• Job
The entries below should be output exactly as written.

(Collected data)
*****

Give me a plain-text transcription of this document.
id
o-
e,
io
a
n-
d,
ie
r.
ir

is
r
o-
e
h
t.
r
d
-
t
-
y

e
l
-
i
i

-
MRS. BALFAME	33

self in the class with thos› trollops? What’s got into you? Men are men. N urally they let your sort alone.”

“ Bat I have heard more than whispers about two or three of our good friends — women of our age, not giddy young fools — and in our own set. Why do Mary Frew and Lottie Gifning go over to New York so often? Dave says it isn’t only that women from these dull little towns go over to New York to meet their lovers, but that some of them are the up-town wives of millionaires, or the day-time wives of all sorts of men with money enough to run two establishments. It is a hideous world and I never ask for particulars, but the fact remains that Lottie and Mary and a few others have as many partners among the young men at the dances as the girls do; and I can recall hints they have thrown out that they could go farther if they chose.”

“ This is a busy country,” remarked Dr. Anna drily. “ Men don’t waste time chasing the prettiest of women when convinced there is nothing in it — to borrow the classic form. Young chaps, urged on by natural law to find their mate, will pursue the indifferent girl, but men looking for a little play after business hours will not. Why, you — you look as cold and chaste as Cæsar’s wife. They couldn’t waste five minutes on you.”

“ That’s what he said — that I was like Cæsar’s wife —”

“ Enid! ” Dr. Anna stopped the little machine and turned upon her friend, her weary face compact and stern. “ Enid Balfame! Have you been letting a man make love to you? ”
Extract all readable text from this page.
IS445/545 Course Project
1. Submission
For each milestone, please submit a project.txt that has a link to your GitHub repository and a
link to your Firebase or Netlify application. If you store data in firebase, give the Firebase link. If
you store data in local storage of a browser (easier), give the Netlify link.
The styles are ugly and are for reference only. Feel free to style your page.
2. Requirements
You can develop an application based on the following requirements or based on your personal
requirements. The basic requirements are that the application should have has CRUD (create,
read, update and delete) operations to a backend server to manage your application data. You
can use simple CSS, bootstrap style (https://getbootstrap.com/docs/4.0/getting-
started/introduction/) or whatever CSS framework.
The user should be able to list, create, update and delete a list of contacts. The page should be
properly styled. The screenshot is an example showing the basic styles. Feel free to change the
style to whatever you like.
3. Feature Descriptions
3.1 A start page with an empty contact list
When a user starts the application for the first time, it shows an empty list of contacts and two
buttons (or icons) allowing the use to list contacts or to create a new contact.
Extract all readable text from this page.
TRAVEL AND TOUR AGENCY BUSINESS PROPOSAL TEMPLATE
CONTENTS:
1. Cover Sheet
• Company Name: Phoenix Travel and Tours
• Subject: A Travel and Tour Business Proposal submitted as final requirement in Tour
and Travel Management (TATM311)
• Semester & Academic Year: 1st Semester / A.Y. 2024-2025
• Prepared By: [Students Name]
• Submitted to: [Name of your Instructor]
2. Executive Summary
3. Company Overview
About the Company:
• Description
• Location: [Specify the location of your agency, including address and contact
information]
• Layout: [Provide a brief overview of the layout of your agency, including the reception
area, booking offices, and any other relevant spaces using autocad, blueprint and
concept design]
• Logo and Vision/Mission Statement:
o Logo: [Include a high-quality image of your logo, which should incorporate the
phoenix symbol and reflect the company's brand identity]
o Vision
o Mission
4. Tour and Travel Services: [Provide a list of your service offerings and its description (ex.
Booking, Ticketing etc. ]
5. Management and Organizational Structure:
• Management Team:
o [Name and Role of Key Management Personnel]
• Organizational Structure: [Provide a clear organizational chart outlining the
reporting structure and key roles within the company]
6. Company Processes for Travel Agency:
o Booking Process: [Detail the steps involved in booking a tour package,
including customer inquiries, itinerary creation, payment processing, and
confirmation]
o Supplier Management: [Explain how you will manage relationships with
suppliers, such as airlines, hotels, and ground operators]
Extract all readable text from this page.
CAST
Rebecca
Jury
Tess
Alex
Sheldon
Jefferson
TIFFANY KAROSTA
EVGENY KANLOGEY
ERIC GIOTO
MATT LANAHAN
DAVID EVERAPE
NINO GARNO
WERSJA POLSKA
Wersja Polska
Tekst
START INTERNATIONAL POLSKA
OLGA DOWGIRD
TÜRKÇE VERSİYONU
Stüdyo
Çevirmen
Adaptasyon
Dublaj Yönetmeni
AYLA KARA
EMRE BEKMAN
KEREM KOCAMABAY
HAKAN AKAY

*****

• Solution below
Give me a plain-text transcription of this document.
id
o-
e,
io
a
n-
d,
ie
r.
ir

is
r
o-
e
h
t.
r
d
-
t
-
y

e
l
-
i
i

-
MRS. BALFAME	33

self in the class with thos› trollops? What’s got into you? Men are men. N urally they let your sort alone.”

“ Bat I have heard more than whispers about two or three of our good friends — women of our age, not giddy young fools — and in our own set. Why do Mary Frew and Lottie Gifning go over to New York so often? Dave says it isn’t only that women from these dull little towns go over to New York to meet their lovers, but that some of them are the up-town wives of millionaires, or the day-time wives of all sorts of men with money enough to run two establishments. It is a hideous world and I never ask for particulars, but the fact remains that Lottie and Mary and a few others have as many partners among the young men at the dances as the girls do; and I can recall hints they have thrown out that they could go farther if they chose.”

“ This is a busy country,” remarked Dr. Anna drily. “ Men don’t waste time chasing the prettiest of women when convinced there is nothing in it — to borrow the classic form. Young chaps, urged on by natural law to find their mate, will pursue the indifferent girl, but men looking for a little play after business hours will not. Why, you — you look as cold and chaste as Cæsar’s wife. They couldn’t waste five minutes on you.”

“ That’s what he said — that I was like Cæsar’s wife —”

“ Enid! ” Dr. Anna stopped the little machine and turned upon her friend, her weary face compact and stern. “ Enid Balfame! Have you been letting a man make love to you? ”
Extract all readable text from this page.
IS445/545 Course Project
1. Submission
For each milestone, please submit a project.txt that has a link to your GitHub repository and a
link to your Firebase or Netlify application. If you store data in firebase, give the Firebase link. If
you store data in local storage of a browser (easier), give the Netlify link.
The styles are ugly and are for reference only. Feel free to style your page.
2. Requirements
You can develop an application based on the following requirements or based on your personal
requirements. The basic requirements are that the application should have has CRUD (create,
read, update and delete) operations to a backend server to manage your application data. You
can use simple CSS, bootstrap style (https://getbootstrap.com/docs/4.0/getting-
started/introduction/) or whatever CSS framework.
The user should be able to list, create, update and delete a list of contacts. The page should be
properly styled. The screenshot is an example showing the basic styles. Feel free to change the
style to whatever you like.
3. Feature Descriptions
3.1 A start page with an empty contact list
When a user starts the application for the first time, it shows an empty list of contacts and two
buttons (or icons) allowing the use to list contacts or to create a new contact.
Extract all readable text from this page.
TRAVEL AND TOUR AGENCY BUSINESS PROPOSAL TEMPLATE
CONTENTS:
1. Cover Sheet
• Company Name: Phoenix Travel and Tours
• Subject: A Travel and Tour Business Proposal submitted as final requirement in Tour
and Travel Management (TATM311)
• Semester & Academic Year: 1st Semester / A.Y. 2024-2025
• Prepared By: [Students Name]
• Submitted to: [Name of your Instructor]
2. Executive Summary
3. Company Overview
About the Company:
• Description
• Location: [Specify the location of your agency, including address and contact
information]
• Layout: [Provide a brief overview of the layout of your agency, including the reception
area, booking offices, and any other relevant spaces using autocad, blueprint and
concept design]
• Logo and Vision/Mission Statement:
o Logo: [Include a high-quality image of your logo, which should incorporate the
phoenix symbol and reflect the company's brand identity]
o Vision
o Mission
4. Tour and Travel Services: [Provide a list of your service offerings and its description (ex.
Booking, Ticketing etc. ]
5. Management and Organizational Structure:
• Management Team:
o [Name and Role of Key Management Personnel]
• Organizational Structure: [Provide a clear organizational chart outlining the
reporting structure and key roles within the company]
6. Company Processes for Travel Agency:
o Booking Process: [Detail the steps involved in booking a tour package,
including customer inquiries, itinerary creation, payment processing, and
confirmation]
o Supplier Management: [Explain how you will manage relationships with
suppliers, such as airlines, hotels, and ground operators]
Extract all readable text from this page.
CAST
Rebecca
Jury
Tess
Alex
Sheldon
Jefferson
TIFFANY KAROSTA
EVGENY KANLOGEY
ERIC GIOTO
MATT LANAHAN
DAVID EVERAPE
NINO GARNO
WERSJA POLSKA
Wersja Polska
Tekst
START INTERNATIONAL POLSKA
OLGA DOWGIRD
TÜRKÇE VERSİYONU
Stüdyo
Çevirmen
Adaptasyon
Dublaj Yönetmeni
AYLA KARA
EMRE BEKMAN
KEREM KOCAMABAY
HAKAN AKAY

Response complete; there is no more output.